EXERCISE MATERIALS:
>>

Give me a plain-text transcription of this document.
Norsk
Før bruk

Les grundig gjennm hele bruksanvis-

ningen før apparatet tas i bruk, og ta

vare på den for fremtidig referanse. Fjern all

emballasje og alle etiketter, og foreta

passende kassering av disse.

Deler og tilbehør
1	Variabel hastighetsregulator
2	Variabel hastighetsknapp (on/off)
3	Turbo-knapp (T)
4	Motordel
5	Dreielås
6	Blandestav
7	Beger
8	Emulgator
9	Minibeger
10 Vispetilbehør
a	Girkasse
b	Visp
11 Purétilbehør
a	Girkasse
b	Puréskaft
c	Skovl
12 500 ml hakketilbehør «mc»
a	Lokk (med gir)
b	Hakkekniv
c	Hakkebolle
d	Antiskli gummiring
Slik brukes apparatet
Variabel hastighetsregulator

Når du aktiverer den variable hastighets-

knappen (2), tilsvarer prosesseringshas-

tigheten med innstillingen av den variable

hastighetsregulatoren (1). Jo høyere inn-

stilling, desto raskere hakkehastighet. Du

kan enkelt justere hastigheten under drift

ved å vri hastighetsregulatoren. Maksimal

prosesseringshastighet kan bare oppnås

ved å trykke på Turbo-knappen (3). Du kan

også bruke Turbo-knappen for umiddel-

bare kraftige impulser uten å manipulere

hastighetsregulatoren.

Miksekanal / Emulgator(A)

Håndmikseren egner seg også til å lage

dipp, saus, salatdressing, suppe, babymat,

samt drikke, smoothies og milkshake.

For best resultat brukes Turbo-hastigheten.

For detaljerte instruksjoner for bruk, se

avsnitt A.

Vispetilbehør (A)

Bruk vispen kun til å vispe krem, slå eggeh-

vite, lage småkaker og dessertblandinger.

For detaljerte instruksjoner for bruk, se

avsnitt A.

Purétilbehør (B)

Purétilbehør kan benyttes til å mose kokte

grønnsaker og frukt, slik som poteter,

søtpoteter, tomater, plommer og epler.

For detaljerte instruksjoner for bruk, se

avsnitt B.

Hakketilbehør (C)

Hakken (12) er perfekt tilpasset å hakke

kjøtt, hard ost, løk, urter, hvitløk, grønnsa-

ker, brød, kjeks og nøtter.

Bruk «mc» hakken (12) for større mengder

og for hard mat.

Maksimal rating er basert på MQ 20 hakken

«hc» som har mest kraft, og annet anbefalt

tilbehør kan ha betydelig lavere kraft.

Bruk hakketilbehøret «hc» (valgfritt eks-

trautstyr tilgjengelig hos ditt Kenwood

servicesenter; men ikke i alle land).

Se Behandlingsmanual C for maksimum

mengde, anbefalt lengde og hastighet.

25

<<

PROMPT: Each entry above needs to be retyped exactly.

EXERCISE SOLUTION:
Give me a plain-text transcription of this document.
Norsk
Før bruk

Les grundig gjennm hele bruksanvis-

ningen før apparatet tas i bruk, og ta

vare på den for fremtidig referanse. Fjern all

emballasje og alle etiketter, og foreta

passende kassering av disse.

Deler og tilbehør
1	Variabel hastighetsregulator
2	Variabel hastighetsknapp (on/off)
3	Turbo-knapp (T)
4	Motordel
5	Dreielås
6	Blandestav
7	Beger
8	Emulgator
9	Minibeger
10 Vispetilbehør
a	Girkasse
b	Visp
11 Purétilbehør
a	Girkasse
b	Puréskaft
c	Skovl
12 500 ml hakketilbehør «mc»
a	Lokk (med gir)
b	Hakkekniv
c	Hakkebolle
d	Antiskli gummiring
Slik brukes apparatet
Variabel hastighetsregulator

Når du aktiverer den variable hastighets-

knappen (2), tilsvarer prosesseringshas-

tigheten med innstillingen av den variable

hastighetsregulatoren (1). Jo høyere inn-

stilling, desto raskere hakkehastighet. Du

kan enkelt justere hastigheten under drift

ved å vri hastighetsregulatoren. Maksimal

prosesseringshastighet kan bare oppnås

ved å trykke på Turbo-knappen (3). Du kan

også bruke Turbo-knappen for umiddel-

bare kraftige impulser uten å manipulere

hastighetsregulatoren.

Miksekanal / Emulgator(A)

Håndmikseren egner seg også til å lage

dipp, saus, salatdressing, suppe, babymat,

samt drikke, smoothies og milkshake.

For best resultat brukes Turbo-hastigheten.

For detaljerte instruksjoner for bruk, se

avsnitt A.

Vispetilbehør (A)

Bruk vispen kun til å vispe krem, slå eggeh-

vite, lage småkaker og dessertblandinger.

For detaljerte instruksjoner for bruk, se

avsnitt A.

Purétilbehør (B)

Purétilbehør kan benyttes til å mose kokte

grønnsaker og frukt, slik som poteter,

søtpoteter, tomater, plommer og epler.

For detaljerte instruksjoner for bruk, se

avsnitt B.

Hakketilbehør (C)

Hakken (12) er perfekt tilpasset å hakke

kjøtt, hard ost, løk, urter, hvitløk, grønnsa-

ker, brød, kjeks og nøtter.

Bruk «mc» hakken (12) for større mengder

og for hard mat.

Maksimal rating er basert på MQ 20 hakken

«hc» som har mest kraft, og annet anbefalt

tilbehør kan ha betydelig lavere kraft.

Bruk hakketilbehøret «hc» (valgfritt eks-

trautstyr tilgjengelig hos ditt Kenwood

servicesenter; men ikke i alle land).

Se Behandlingsmanual C for maksimum

mengde, anbefalt lengde og hastighet.

25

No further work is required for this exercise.